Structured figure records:
________

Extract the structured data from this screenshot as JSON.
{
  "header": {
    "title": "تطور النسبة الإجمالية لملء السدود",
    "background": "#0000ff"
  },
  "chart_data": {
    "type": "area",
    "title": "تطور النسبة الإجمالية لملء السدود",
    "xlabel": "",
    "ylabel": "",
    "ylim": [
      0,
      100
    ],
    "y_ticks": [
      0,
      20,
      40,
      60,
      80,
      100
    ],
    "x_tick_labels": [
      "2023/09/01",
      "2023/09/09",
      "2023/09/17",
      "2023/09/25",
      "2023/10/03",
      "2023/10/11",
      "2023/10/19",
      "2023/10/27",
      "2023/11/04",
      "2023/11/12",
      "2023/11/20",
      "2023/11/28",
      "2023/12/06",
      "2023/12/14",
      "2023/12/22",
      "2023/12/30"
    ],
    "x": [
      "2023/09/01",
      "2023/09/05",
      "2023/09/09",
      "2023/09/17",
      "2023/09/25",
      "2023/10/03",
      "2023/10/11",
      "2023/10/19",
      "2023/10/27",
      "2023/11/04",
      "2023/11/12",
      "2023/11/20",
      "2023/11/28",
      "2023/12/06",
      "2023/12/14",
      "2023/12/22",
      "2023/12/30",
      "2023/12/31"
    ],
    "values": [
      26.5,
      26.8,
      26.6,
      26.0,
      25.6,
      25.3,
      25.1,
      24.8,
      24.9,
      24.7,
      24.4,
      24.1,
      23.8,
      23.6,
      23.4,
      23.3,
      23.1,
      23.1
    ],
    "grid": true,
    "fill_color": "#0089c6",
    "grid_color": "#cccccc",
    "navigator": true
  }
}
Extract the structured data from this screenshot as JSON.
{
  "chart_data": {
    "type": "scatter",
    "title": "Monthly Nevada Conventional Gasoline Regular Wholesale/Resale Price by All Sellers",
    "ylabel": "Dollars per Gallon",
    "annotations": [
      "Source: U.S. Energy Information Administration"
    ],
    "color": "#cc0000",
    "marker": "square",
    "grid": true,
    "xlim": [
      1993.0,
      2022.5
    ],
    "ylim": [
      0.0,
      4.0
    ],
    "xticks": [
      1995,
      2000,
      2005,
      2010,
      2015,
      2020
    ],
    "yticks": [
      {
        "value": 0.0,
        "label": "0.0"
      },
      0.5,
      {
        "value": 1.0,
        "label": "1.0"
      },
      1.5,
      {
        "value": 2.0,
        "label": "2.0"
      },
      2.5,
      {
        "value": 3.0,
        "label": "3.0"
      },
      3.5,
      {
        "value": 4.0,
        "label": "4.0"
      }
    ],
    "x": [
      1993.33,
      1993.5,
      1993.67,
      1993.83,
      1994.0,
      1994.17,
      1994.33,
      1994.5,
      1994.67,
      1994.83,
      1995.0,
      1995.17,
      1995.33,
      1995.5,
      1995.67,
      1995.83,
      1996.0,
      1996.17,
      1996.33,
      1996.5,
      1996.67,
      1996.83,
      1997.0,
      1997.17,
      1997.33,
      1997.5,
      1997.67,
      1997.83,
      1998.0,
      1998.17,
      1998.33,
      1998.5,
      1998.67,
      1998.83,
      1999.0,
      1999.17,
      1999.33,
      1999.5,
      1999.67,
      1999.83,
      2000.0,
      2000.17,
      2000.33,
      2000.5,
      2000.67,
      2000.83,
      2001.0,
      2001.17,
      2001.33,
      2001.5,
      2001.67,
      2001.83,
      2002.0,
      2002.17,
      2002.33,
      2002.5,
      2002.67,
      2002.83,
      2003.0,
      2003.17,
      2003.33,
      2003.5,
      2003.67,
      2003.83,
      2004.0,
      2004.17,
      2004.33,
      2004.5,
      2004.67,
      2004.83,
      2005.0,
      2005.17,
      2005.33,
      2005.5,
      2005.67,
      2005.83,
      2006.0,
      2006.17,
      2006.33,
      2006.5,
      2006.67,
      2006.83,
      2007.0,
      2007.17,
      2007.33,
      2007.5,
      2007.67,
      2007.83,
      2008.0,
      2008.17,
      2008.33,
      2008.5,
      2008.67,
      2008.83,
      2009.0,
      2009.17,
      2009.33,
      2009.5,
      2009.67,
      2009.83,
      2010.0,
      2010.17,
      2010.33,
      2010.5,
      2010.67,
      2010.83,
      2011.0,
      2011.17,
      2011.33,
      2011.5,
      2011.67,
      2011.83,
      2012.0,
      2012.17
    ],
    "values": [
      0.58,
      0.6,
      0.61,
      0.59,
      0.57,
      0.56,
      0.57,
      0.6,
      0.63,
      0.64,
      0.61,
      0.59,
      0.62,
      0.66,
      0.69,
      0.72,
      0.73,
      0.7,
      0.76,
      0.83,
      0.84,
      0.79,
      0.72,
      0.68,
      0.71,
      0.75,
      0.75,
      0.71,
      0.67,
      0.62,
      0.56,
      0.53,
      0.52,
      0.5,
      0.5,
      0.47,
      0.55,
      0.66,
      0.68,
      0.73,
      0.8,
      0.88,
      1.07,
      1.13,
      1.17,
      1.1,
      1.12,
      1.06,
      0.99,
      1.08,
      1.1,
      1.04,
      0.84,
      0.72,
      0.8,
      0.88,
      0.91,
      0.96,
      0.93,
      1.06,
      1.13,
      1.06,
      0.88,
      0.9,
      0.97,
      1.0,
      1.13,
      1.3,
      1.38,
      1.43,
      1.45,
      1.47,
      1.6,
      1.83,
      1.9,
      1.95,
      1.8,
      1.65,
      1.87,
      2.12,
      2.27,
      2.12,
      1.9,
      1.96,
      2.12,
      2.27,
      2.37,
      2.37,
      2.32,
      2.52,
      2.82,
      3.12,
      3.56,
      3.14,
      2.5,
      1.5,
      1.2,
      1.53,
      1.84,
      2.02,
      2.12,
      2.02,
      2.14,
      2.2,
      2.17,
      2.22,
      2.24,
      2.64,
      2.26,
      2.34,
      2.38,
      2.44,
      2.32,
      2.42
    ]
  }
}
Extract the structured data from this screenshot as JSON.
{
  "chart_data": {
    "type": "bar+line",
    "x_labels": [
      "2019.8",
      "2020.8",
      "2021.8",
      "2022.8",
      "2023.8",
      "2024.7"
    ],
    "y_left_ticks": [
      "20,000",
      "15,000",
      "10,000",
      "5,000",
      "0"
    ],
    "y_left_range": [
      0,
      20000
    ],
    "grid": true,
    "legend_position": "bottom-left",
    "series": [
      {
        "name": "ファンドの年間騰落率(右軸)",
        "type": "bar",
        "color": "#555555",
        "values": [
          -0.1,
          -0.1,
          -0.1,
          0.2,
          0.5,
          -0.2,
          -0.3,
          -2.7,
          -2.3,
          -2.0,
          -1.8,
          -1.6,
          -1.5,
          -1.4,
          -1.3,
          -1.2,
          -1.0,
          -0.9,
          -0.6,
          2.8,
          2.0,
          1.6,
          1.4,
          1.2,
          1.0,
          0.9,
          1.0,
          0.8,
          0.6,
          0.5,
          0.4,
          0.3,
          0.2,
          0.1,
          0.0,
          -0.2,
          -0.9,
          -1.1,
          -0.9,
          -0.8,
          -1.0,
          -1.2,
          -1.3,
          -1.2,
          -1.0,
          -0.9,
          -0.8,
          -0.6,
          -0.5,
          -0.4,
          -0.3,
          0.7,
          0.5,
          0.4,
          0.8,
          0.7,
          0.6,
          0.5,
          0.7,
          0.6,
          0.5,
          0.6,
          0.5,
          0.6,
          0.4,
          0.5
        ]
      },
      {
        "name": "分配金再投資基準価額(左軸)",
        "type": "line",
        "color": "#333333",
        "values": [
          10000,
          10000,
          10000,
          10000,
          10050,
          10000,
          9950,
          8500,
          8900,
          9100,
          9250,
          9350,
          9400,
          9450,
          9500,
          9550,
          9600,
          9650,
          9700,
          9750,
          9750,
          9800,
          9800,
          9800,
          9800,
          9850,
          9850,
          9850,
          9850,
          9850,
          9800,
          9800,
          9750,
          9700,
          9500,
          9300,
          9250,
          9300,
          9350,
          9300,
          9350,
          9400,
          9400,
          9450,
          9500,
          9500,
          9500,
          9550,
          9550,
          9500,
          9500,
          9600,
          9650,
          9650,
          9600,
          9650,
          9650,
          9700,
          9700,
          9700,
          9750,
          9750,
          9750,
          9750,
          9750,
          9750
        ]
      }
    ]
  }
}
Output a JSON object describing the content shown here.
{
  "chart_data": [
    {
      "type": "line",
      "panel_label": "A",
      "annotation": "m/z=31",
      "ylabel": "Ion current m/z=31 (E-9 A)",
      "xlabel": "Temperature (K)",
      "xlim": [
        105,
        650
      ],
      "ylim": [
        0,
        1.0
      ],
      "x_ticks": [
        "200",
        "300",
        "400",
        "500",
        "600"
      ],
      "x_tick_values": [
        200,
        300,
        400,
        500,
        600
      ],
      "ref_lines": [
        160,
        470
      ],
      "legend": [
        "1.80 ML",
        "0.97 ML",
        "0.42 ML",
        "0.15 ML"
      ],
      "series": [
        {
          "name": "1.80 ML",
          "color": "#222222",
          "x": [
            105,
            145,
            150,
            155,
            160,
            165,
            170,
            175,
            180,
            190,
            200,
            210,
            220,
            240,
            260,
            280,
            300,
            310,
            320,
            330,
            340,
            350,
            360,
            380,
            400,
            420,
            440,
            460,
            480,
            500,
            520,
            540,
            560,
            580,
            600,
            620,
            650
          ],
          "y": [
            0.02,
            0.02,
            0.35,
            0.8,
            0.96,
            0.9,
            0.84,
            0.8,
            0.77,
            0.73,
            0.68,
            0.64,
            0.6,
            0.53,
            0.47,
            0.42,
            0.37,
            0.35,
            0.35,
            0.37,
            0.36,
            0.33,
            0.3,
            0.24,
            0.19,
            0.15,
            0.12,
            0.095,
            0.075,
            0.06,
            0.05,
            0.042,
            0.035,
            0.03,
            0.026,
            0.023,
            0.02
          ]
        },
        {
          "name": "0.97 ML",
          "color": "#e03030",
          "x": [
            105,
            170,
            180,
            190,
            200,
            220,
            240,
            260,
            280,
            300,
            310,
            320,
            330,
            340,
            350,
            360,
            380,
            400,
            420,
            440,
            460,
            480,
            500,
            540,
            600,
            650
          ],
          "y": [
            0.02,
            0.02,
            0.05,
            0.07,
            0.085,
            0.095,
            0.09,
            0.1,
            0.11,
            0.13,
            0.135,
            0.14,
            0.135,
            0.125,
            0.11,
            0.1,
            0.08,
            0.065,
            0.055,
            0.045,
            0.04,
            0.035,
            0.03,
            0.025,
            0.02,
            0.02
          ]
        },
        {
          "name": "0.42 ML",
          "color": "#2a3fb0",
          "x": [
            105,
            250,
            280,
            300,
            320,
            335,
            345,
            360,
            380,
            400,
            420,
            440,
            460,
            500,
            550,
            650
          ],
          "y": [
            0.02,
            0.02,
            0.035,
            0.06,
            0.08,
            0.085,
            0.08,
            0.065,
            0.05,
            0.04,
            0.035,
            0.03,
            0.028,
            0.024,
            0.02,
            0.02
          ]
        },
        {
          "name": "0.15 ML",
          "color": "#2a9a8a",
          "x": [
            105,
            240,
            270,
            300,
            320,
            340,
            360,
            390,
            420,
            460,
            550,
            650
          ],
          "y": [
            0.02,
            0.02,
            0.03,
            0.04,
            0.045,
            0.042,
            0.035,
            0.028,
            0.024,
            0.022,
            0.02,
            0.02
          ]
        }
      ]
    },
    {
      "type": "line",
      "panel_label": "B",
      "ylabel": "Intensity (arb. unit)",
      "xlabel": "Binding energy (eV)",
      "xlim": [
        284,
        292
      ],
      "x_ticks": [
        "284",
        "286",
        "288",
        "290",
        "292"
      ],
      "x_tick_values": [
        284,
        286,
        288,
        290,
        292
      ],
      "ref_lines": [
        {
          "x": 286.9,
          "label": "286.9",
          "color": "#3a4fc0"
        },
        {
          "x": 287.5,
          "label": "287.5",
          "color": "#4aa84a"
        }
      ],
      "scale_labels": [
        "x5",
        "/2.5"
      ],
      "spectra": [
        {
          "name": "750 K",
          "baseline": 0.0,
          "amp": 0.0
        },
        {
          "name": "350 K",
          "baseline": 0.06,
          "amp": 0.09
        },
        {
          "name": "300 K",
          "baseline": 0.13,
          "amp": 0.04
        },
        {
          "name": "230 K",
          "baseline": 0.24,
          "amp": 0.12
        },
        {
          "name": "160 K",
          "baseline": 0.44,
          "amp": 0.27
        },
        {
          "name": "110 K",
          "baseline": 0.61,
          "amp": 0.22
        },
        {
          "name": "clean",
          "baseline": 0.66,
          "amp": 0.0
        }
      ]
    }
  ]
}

________

Task to complete: From the entries above, copy every line where the word "xlabel" shows up.

Output for this exercise:
    "xlabel": "",
      "xlabel": "Temperature (K)",
      "xlabel": "Binding energy (eV)",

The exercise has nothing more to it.